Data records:
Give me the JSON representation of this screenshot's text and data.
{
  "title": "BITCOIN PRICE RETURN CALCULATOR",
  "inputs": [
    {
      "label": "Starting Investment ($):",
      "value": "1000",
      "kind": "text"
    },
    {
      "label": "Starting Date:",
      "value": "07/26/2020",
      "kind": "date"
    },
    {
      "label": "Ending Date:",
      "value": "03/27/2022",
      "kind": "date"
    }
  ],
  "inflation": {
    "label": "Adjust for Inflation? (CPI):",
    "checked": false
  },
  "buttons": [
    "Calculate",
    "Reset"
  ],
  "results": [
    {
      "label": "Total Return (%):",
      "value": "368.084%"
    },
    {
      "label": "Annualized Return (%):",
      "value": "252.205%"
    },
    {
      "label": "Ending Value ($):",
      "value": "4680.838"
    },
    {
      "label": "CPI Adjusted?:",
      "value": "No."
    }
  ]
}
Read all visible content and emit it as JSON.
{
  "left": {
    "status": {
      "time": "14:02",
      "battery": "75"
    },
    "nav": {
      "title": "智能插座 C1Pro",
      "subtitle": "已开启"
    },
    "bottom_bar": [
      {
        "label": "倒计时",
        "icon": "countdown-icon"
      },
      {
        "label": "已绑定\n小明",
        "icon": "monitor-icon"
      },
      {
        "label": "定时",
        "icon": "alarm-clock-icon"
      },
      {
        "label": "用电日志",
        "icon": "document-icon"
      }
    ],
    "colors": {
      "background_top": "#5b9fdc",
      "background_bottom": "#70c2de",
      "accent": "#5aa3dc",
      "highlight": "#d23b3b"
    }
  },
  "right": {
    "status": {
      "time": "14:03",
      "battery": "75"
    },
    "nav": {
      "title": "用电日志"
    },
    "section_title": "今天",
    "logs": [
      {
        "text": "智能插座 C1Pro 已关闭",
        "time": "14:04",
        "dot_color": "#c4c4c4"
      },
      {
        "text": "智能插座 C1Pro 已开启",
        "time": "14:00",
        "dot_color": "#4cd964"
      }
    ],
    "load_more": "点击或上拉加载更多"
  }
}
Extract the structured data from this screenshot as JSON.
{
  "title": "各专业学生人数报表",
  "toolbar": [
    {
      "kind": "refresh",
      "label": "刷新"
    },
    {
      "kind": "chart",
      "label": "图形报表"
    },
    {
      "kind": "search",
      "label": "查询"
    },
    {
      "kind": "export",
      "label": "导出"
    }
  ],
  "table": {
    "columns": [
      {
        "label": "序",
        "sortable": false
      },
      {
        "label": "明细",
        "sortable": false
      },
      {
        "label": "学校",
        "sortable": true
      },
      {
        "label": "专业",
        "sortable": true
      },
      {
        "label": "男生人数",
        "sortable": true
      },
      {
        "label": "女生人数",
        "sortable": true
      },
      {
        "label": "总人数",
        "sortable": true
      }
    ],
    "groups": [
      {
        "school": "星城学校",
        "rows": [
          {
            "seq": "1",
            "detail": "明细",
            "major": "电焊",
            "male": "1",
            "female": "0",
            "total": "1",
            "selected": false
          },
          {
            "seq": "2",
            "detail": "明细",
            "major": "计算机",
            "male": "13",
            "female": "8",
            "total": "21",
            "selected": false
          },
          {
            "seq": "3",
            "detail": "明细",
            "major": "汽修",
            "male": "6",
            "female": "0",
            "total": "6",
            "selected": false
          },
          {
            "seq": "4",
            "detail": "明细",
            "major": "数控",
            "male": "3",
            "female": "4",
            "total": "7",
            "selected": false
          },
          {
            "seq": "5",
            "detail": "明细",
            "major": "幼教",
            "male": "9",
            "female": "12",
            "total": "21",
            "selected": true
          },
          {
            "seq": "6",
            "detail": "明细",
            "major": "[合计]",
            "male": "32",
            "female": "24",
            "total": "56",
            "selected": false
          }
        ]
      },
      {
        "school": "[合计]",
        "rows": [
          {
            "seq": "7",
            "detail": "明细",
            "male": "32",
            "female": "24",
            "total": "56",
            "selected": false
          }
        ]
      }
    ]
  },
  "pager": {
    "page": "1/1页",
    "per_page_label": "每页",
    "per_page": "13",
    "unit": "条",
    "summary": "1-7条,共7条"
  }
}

▸ Brief
Determine how many lines of this listing contain "JSON", and give only the number.

▸ Response below
3